## TASK REQUIREMENTS:
Find each line holding "επόμενες" and copy it out.

## PROVIDED DATA:
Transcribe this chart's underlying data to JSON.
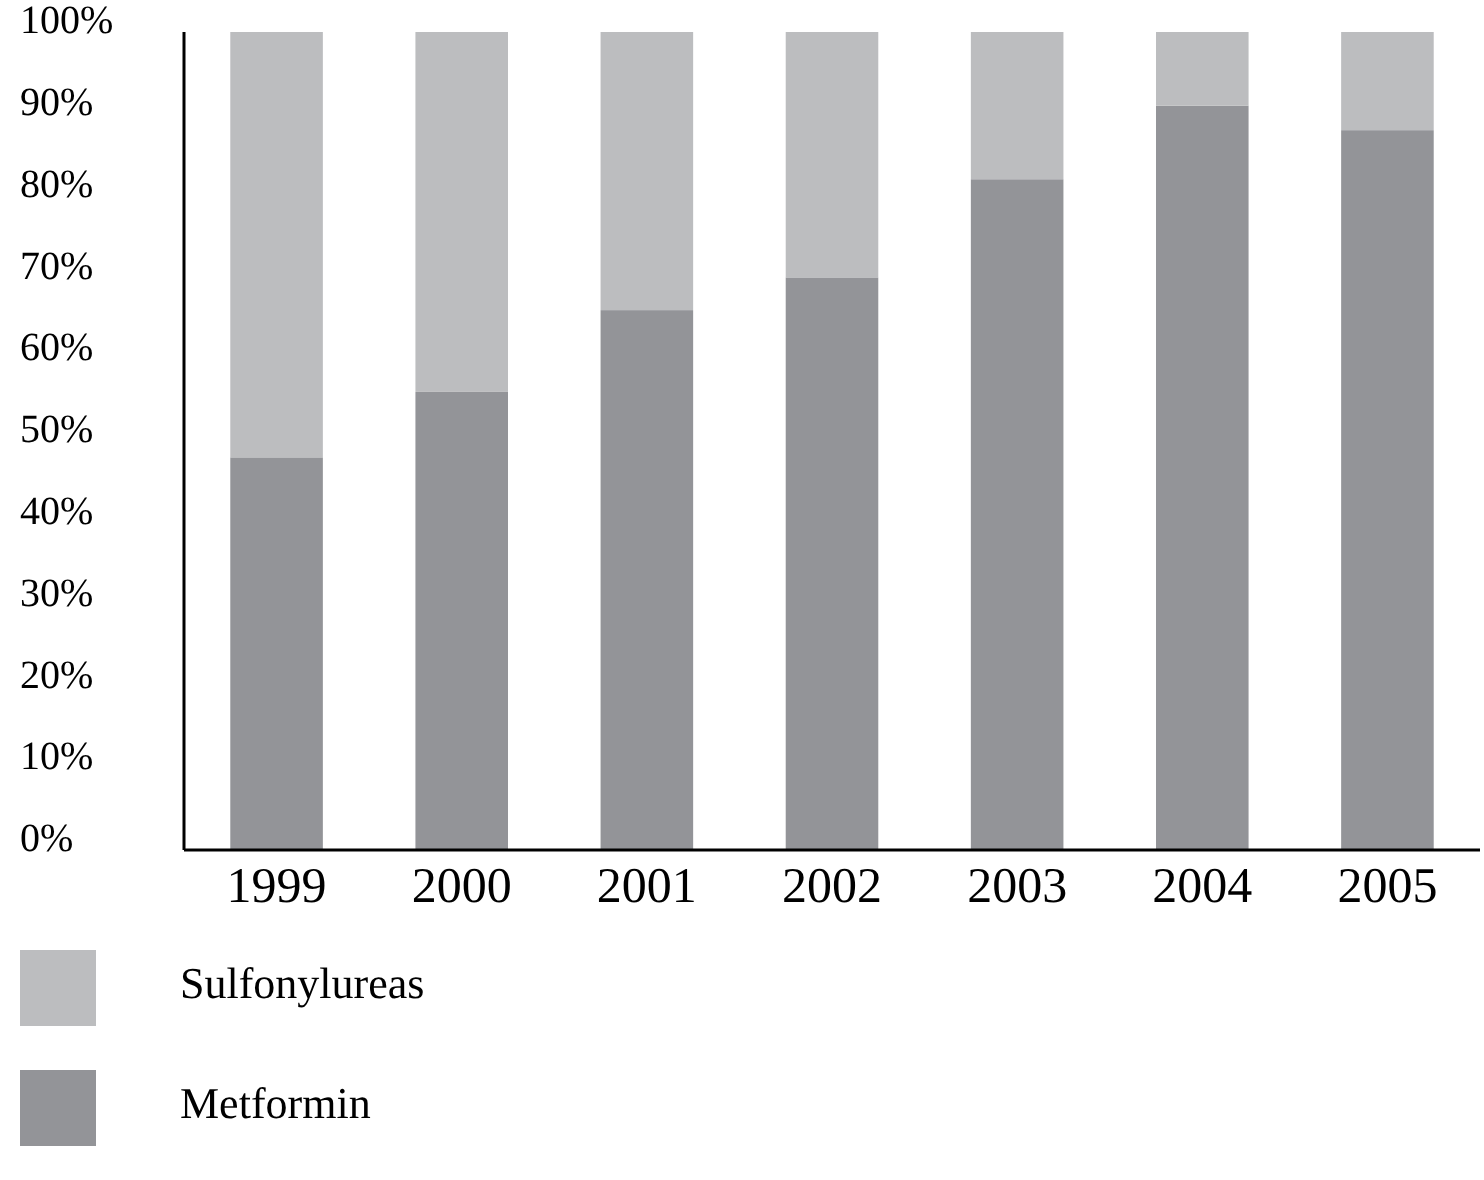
{
  "chart_data": {
    "type": "bar",
    "stacked": true,
    "categories": [
      "1999",
      "2000",
      "2001",
      "2002",
      "2003",
      "2004",
      "2005"
    ],
    "series": [
      {
        "name": "Metformin",
        "color": "#939498",
        "values": [
          48,
          56,
          66,
          70,
          82,
          91,
          88
        ]
      },
      {
        "name": "Sulfonylureas",
        "color": "#bcbdbf",
        "values": [
          52,
          44,
          34,
          30,
          18,
          9,
          12
        ]
      }
    ],
    "ylim": [
      0,
      100
    ],
    "yticks": [
      {
        "value": 0,
        "label": "0%"
      },
      {
        "value": 10,
        "label": "10%"
      },
      {
        "value": 20,
        "label": "20%"
      },
      {
        "value": 30,
        "label": "30%"
      },
      {
        "value": 40,
        "label": "40%"
      },
      {
        "value": 50,
        "label": "50%"
      },
      {
        "value": 60,
        "label": "60%"
      },
      {
        "value": 70,
        "label": "70%"
      },
      {
        "value": 80,
        "label": "80%"
      },
      {
        "value": 90,
        "label": "90%"
      },
      {
        "value": 100,
        "label": "100%"
      }
    ],
    "grid": false,
    "legend": "bottom"
  }
}
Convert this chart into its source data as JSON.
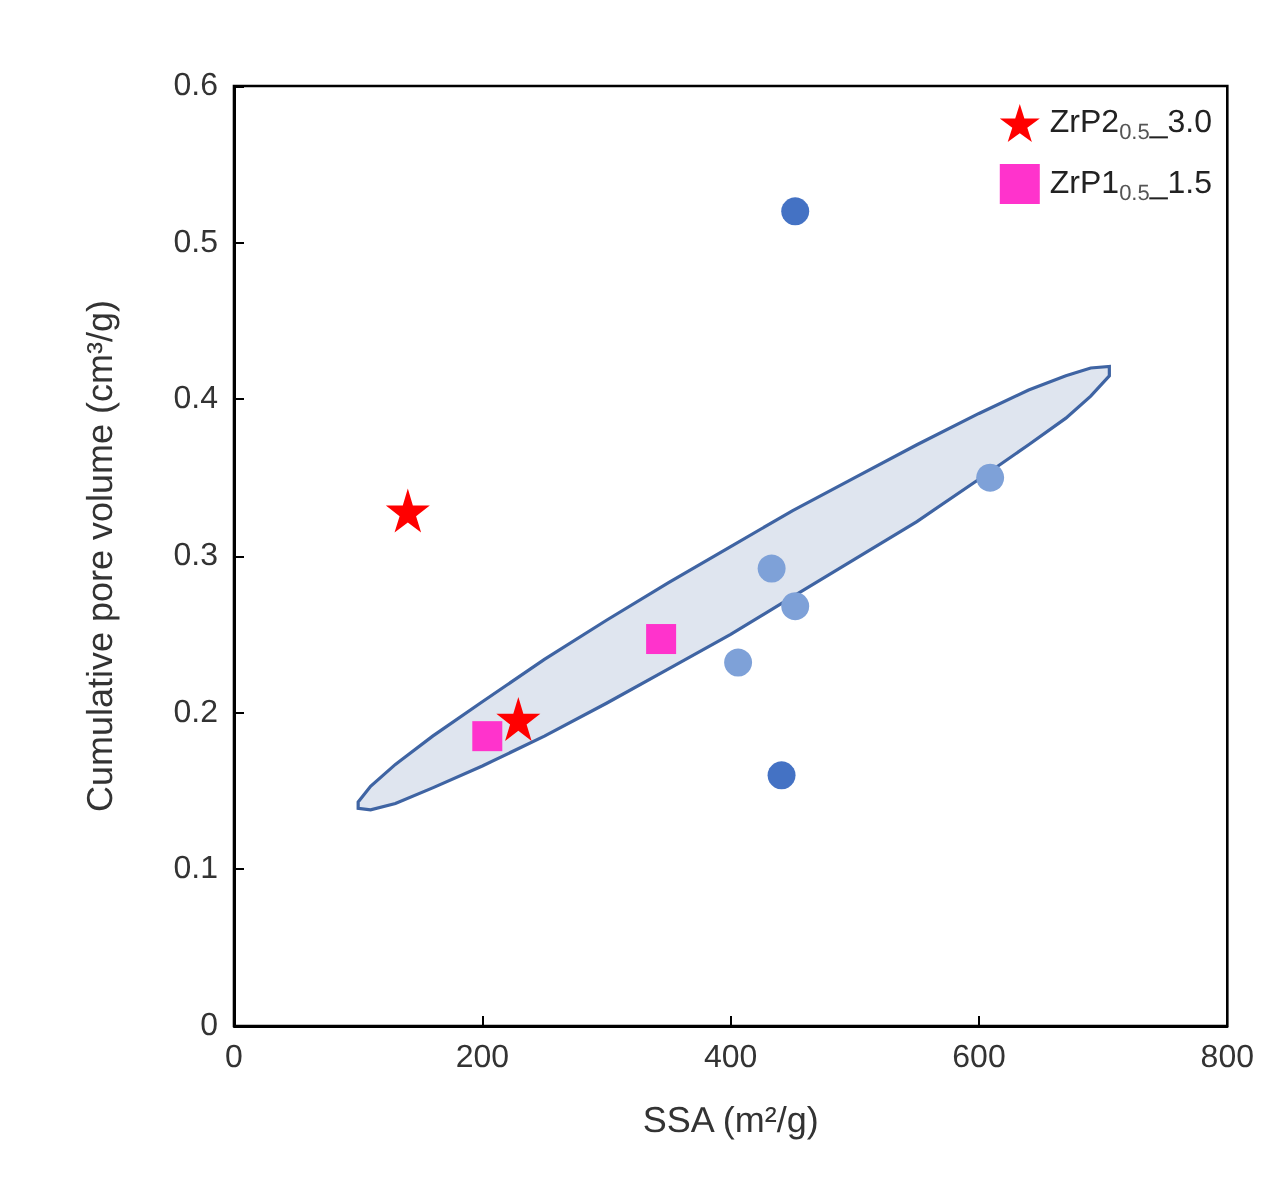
{
  "chart_data": {
    "type": "scatter",
    "xlabel": "SSA (m²/g)",
    "ylabel": "Cumulative pore volume (cm³/g)",
    "xlim": [
      0,
      800
    ],
    "xticks": [
      0,
      200,
      400,
      600,
      800
    ],
    "ylim": [
      0,
      0.6
    ],
    "yticks": [
      0,
      0.1,
      0.2,
      0.3,
      0.4,
      0.5,
      0.6
    ],
    "grid": false,
    "legend": "top right",
    "series": [
      {
        "type": "line",
        "color": "#3f64a3",
        "x": [
          100,
          110,
          130,
          160,
          200,
          250,
          300,
          350,
          400,
          450,
          500,
          550,
          600,
          640,
          670,
          690,
          705
        ],
        "values": [
          null,
          null,
          null,
          null,
          null,
          null,
          null,
          null,
          null,
          null,
          null,
          null,
          null,
          null,
          null,
          null,
          null
        ],
        "lower": [
          0.139,
          0.138,
          0.142,
          0.152,
          0.166,
          0.185,
          0.206,
          0.228,
          0.25,
          0.274,
          0.298,
          0.322,
          0.349,
          0.371,
          0.388,
          0.402,
          0.415
        ],
        "upper": [
          0.143,
          0.153,
          0.167,
          0.185,
          0.207,
          0.234,
          0.259,
          0.283,
          0.306,
          0.329,
          0.35,
          0.371,
          0.391,
          0.406,
          0.415,
          0.42,
          0.421
        ]
      },
      {
        "color": "#4472c4",
        "marker": "circle",
        "x": [
          452,
          441
        ],
        "values": [
          0.52,
          0.16
        ]
      },
      {
        "color": "#7ea1d8",
        "marker": "circle",
        "x": [
          609,
          433,
          452,
          406
        ],
        "values": [
          0.35,
          0.292,
          0.268,
          0.232
        ]
      },
      {
        "name": "ZrP2$_{0.5}$_3.0",
        "color": "#ff0000",
        "marker": "star",
        "x": [
          140,
          229
        ],
        "values": [
          0.329,
          0.196
        ]
      },
      {
        "name": "ZrP1$_{0.5}$_1.5",
        "color": "#ff33cc",
        "marker": "square",
        "x": [
          204,
          344
        ],
        "values": [
          0.185,
          0.247
        ]
      }
    ]
  }
}
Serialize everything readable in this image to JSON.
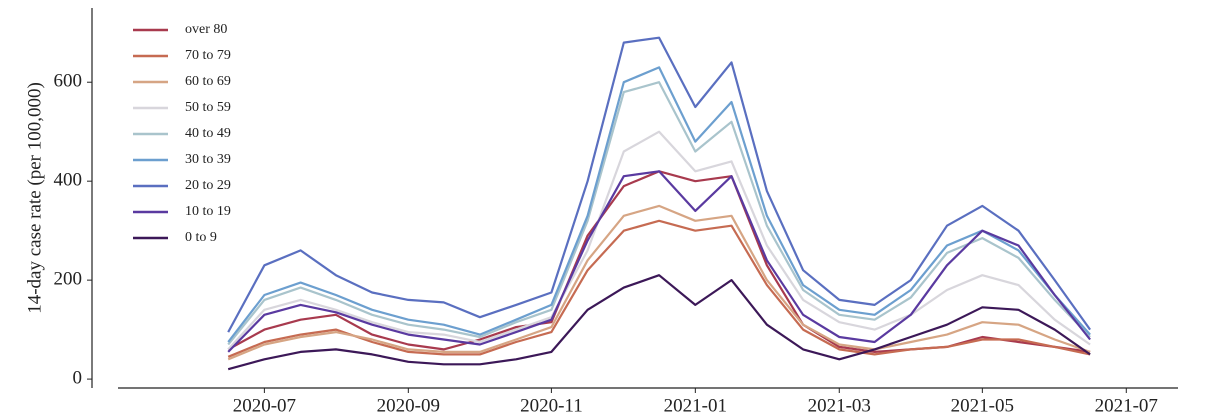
{
  "chart_data": {
    "type": "line",
    "ylabel": "14-day case rate (per 100,000)",
    "x": [
      2020.458,
      2020.5,
      2020.542,
      2020.583,
      2020.625,
      2020.667,
      2020.708,
      2020.75,
      2020.792,
      2020.833,
      2020.875,
      2020.917,
      2020.958,
      2021.0,
      2021.042,
      2021.083,
      2021.125,
      2021.167,
      2021.208,
      2021.25,
      2021.292,
      2021.333,
      2021.375,
      2021.417,
      2021.458
    ],
    "xlim": [
      2020.3,
      2021.56
    ],
    "xticks": [
      {
        "value": 2020.5,
        "label": "2020-07"
      },
      {
        "value": 2020.667,
        "label": "2020-09"
      },
      {
        "value": 2020.833,
        "label": "2020-11"
      },
      {
        "value": 2021.0,
        "label": "2021-01"
      },
      {
        "value": 2021.167,
        "label": "2021-03"
      },
      {
        "value": 2021.333,
        "label": "2021-05"
      },
      {
        "value": 2021.5,
        "label": "2021-07"
      }
    ],
    "ylim": [
      -18,
      750
    ],
    "yticks": [
      0,
      200,
      400,
      600
    ],
    "grid": false,
    "legend": "upper left",
    "series": [
      {
        "name": "over 80",
        "color": "#a83a4e",
        "values": [
          60,
          100,
          120,
          130,
          90,
          70,
          60,
          80,
          105,
          115,
          290,
          390,
          420,
          400,
          410,
          230,
          110,
          65,
          55,
          60,
          65,
          85,
          75,
          65,
          55
        ]
      },
      {
        "name": "70 to 79",
        "color": "#c66b52",
        "values": [
          45,
          75,
          90,
          100,
          75,
          55,
          50,
          50,
          75,
          95,
          220,
          300,
          320,
          300,
          310,
          190,
          100,
          60,
          50,
          60,
          65,
          80,
          80,
          65,
          50
        ]
      },
      {
        "name": "60 to 69",
        "color": "#d6a584",
        "values": [
          40,
          70,
          85,
          95,
          80,
          60,
          55,
          55,
          80,
          105,
          240,
          330,
          350,
          320,
          330,
          200,
          110,
          70,
          60,
          75,
          90,
          115,
          110,
          80,
          55
        ]
      },
      {
        "name": "50 to 59",
        "color": "#d8d6dc",
        "values": [
          60,
          140,
          160,
          140,
          115,
          95,
          90,
          75,
          100,
          125,
          260,
          460,
          500,
          420,
          440,
          270,
          160,
          115,
          100,
          130,
          180,
          210,
          190,
          120,
          70
        ]
      },
      {
        "name": "40 to 49",
        "color": "#a9c4cc",
        "values": [
          70,
          160,
          185,
          160,
          130,
          110,
          100,
          85,
          115,
          140,
          320,
          580,
          600,
          460,
          520,
          310,
          180,
          130,
          120,
          165,
          255,
          285,
          245,
          160,
          85
        ]
      },
      {
        "name": "30 to 39",
        "color": "#6c9fcf",
        "values": [
          75,
          170,
          195,
          170,
          140,
          120,
          110,
          90,
          120,
          150,
          330,
          600,
          630,
          480,
          560,
          330,
          190,
          140,
          130,
          180,
          270,
          300,
          260,
          170,
          90
        ]
      },
      {
        "name": "20 to 29",
        "color": "#5a6fc0",
        "values": [
          95,
          230,
          260,
          210,
          175,
          160,
          155,
          125,
          150,
          175,
          400,
          680,
          690,
          550,
          640,
          380,
          220,
          160,
          150,
          200,
          310,
          350,
          300,
          200,
          100
        ]
      },
      {
        "name": "10 to 19",
        "color": "#5a3aa0",
        "values": [
          55,
          130,
          150,
          135,
          110,
          90,
          80,
          70,
          95,
          120,
          280,
          410,
          420,
          340,
          410,
          240,
          130,
          85,
          75,
          130,
          230,
          300,
          270,
          170,
          80
        ]
      },
      {
        "name": "0 to 9",
        "color": "#3c1858",
        "values": [
          20,
          40,
          55,
          60,
          50,
          35,
          30,
          30,
          40,
          55,
          140,
          185,
          210,
          150,
          200,
          110,
          60,
          40,
          60,
          85,
          110,
          145,
          140,
          100,
          50
        ]
      }
    ]
  }
}
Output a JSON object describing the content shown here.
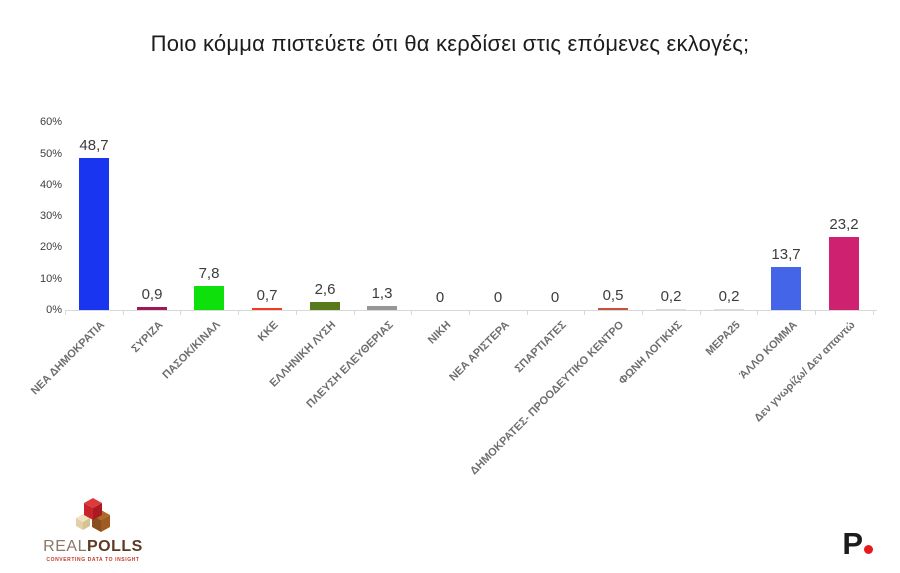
{
  "title": "Ποιο κόμμα πιστεύετε ότι θα κερδίσει στις επόμενες εκλογές;",
  "chart_data": {
    "type": "bar",
    "title": "Ποιο κόμμα πιστεύετε ότι θα κερδίσει στις επόμενες εκλογές;",
    "categories": [
      "ΝΕΑ ΔΗΜΟΚΡΑΤΙΑ",
      "ΣΥΡΙΖΑ",
      "ΠΑΣΟΚ/ΚΙΝΑΛ",
      "ΚΚΕ",
      "ΕΛΛΗΝΙΚΗ ΛΥΣΗ",
      "ΠΛΕΥΣΗ ΕΛΕΥΘΕΡΙΑΣ",
      "ΝΙΚΗ",
      "ΝΕΑ ΑΡΙΣΤΕΡΑ",
      "ΣΠΑΡΤΙΑΤΕΣ",
      "ΔΗΜΟΚΡΑΤΕΣ- ΠΡΟΟΔΕΥΤΙΚΟ ΚΕΝΤΡΟ",
      "ΦΩΝΗ ΛΟΓΙΚΗΣ",
      "ΜΕΡΑ25",
      "ΆΛΛΟ ΚΟΜΜΑ",
      "Δεν γνωρίζω/ Δεν απαντώ"
    ],
    "values": [
      48.7,
      0.9,
      7.8,
      0.7,
      2.6,
      1.3,
      0,
      0,
      0,
      0.5,
      0.2,
      0.2,
      13.7,
      23.2
    ],
    "value_labels": [
      "48,7",
      "0,9",
      "7,8",
      "0,7",
      "2,6",
      "1,3",
      "0",
      "0",
      "0",
      "0,5",
      "0,2",
      "0,2",
      "13,7",
      "23,2"
    ],
    "bar_colors": [
      "#1a35f0",
      "#9a1a5c",
      "#0ee00c",
      "#f23b22",
      "#55791b",
      "#969696",
      "#ffffff",
      "#ffffff",
      "#ffffff",
      "#c8523d",
      "#d8dce4",
      "#dcdcdc",
      "#4465e8",
      "#ce2170"
    ],
    "xlabel": "",
    "ylabel": "",
    "ylim": [
      0,
      60
    ],
    "yticks": [
      "0%",
      "10%",
      "20%",
      "30%",
      "40%",
      "50%",
      "60%"
    ],
    "grid": false,
    "legend": null
  },
  "footer": {
    "realpolls": {
      "brand_light": "REAL",
      "brand_bold": "POLLS",
      "tagline": "CONVERTING DATA TO INSIGHT"
    },
    "publisher": {
      "letter": "P"
    }
  },
  "colors": {
    "background": "#ffffff",
    "axis": "#d8d8d8",
    "value_label": "#3c3c3c",
    "category_label": "#6e6e6e",
    "publisher_dot": "#e8191c",
    "realpolls_red": "#c9242b",
    "realpolls_brown": "#9c5a24",
    "realpolls_cream": "#e9dab2"
  }
}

## THE REPLY:
  "title": "Ποιο κόμμα πιστεύετε ότι θα κερδίσει στις επόμενες εκλογές;",
    "title": "Ποιο κόμμα πιστεύετε ότι θα κερδίσει στις επόμενες εκλογές;",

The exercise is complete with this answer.